-- begin STORED RECORDS --

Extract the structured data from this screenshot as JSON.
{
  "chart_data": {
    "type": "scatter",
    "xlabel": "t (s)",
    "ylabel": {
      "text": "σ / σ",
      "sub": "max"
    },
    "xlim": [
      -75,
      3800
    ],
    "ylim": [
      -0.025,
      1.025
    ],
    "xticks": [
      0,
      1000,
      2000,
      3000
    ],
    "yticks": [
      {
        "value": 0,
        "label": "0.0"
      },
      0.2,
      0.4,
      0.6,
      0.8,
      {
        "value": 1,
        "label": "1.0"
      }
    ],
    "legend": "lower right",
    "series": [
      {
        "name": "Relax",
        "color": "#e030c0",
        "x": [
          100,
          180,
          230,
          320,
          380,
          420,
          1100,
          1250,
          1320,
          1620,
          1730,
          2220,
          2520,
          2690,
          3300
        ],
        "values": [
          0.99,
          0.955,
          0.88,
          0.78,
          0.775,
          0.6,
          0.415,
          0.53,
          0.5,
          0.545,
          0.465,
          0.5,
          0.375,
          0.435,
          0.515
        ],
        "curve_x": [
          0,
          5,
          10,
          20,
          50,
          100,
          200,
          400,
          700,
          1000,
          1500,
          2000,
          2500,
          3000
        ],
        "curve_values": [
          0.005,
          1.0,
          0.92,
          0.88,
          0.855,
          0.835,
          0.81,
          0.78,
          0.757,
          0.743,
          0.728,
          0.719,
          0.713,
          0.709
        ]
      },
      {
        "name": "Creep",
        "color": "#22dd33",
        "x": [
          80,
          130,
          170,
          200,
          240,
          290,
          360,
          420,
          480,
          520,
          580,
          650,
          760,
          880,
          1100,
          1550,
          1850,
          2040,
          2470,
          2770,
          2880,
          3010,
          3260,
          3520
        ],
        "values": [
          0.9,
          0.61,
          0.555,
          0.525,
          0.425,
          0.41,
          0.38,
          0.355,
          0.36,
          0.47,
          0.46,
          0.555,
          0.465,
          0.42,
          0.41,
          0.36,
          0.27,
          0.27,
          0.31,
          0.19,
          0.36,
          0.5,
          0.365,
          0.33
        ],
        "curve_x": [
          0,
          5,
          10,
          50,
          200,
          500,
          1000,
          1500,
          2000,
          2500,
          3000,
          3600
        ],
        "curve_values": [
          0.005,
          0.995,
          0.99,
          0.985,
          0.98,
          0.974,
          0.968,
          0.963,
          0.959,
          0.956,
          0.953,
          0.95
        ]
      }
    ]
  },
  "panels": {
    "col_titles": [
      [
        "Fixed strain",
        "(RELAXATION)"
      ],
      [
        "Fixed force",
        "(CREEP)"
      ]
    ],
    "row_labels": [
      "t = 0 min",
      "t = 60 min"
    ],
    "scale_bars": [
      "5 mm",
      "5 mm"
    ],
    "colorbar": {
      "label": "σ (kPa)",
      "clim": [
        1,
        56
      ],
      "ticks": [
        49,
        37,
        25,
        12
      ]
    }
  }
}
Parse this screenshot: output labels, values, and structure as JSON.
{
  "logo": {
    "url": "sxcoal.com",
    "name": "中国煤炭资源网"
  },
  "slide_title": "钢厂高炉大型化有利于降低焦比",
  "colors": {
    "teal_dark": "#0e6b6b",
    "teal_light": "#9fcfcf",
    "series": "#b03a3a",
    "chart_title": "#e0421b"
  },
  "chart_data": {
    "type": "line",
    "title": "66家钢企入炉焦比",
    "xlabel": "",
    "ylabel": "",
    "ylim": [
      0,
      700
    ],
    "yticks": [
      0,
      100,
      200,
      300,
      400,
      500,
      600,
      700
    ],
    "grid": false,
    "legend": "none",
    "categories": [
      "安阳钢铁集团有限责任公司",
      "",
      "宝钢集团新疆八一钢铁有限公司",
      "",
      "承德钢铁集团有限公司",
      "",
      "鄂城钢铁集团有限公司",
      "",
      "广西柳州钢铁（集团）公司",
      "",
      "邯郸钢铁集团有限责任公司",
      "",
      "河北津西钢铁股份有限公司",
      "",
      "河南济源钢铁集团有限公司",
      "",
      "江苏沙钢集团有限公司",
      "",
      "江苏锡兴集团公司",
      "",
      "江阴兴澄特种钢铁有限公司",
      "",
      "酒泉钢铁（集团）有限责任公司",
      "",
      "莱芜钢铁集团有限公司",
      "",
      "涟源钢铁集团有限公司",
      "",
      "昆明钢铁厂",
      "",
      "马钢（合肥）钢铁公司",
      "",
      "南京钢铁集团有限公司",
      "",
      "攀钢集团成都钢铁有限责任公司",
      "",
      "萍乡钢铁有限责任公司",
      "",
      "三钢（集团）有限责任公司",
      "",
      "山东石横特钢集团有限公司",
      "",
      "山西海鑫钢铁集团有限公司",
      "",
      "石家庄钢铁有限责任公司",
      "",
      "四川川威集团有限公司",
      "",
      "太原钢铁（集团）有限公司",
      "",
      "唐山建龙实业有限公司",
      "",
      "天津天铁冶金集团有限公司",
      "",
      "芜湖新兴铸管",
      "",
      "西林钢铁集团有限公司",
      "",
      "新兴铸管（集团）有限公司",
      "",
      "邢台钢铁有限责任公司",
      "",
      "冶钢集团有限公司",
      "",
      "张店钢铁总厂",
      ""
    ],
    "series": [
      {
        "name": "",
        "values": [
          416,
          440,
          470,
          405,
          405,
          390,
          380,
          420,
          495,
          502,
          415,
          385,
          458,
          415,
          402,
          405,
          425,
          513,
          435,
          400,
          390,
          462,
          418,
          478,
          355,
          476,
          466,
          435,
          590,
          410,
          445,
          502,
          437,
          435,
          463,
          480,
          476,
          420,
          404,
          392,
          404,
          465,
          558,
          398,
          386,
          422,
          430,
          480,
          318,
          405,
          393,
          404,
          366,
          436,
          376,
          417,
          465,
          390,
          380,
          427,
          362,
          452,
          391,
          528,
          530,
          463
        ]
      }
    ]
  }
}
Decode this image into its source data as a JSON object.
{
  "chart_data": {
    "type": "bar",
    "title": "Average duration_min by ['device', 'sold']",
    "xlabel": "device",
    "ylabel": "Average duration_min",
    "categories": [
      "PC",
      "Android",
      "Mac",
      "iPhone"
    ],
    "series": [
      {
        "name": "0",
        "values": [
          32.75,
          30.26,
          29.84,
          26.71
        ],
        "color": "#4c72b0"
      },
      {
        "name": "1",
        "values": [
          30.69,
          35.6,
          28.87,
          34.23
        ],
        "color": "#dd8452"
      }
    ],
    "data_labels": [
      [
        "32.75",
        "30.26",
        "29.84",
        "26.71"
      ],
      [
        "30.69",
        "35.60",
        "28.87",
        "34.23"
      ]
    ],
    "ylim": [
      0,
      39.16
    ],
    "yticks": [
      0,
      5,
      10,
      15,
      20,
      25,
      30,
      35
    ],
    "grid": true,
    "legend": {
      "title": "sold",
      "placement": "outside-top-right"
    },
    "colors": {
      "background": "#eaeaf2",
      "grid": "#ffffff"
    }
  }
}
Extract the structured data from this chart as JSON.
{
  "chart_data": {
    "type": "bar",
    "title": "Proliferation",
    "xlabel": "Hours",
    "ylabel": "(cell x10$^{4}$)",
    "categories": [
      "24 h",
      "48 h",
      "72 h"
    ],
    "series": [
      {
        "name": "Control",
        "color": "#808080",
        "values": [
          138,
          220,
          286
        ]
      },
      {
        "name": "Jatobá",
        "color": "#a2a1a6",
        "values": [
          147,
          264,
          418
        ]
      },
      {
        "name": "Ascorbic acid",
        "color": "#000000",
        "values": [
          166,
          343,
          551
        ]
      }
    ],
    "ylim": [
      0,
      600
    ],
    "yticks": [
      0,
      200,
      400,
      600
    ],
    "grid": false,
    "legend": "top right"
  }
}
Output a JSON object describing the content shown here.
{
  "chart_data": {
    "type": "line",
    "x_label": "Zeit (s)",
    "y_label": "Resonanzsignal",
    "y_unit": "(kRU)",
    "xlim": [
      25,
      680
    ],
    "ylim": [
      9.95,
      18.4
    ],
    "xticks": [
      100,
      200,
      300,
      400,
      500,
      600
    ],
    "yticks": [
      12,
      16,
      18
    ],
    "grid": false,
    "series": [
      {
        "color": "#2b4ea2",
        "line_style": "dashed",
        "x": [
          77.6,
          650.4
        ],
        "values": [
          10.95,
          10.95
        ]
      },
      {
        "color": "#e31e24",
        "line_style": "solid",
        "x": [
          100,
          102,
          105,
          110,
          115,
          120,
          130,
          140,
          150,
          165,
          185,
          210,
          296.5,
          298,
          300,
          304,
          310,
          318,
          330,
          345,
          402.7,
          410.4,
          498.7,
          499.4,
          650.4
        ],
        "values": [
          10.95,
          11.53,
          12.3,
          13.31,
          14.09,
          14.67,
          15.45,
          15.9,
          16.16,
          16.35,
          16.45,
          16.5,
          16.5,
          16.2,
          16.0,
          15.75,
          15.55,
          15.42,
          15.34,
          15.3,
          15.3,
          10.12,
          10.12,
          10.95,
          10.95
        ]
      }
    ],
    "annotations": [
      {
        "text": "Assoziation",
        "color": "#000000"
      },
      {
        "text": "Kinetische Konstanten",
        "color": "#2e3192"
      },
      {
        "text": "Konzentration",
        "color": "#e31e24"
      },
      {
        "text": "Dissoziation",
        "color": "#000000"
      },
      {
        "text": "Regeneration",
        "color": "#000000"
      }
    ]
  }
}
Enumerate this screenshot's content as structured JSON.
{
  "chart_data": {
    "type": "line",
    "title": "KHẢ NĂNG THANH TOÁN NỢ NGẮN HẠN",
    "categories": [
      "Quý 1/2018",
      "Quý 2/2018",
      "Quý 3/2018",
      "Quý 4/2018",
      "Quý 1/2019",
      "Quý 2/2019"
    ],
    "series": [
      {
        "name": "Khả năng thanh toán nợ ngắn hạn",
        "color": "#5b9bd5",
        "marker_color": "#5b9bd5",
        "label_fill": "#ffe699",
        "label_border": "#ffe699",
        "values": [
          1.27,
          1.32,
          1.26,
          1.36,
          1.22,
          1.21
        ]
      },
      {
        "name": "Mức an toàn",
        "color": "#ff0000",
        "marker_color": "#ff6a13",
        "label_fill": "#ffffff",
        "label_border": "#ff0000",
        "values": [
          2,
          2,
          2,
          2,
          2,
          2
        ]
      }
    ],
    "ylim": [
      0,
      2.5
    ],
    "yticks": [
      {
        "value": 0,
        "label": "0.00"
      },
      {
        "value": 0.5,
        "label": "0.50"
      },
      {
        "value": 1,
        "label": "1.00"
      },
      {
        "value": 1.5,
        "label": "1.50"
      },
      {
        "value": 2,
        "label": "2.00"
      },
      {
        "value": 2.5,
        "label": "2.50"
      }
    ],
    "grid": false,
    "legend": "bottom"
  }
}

-- end STORED RECORDS --

SET TASK: State how many lines of the listing above include the word "Average". Give nothing but the number.

EXPECTED ANSWER: 2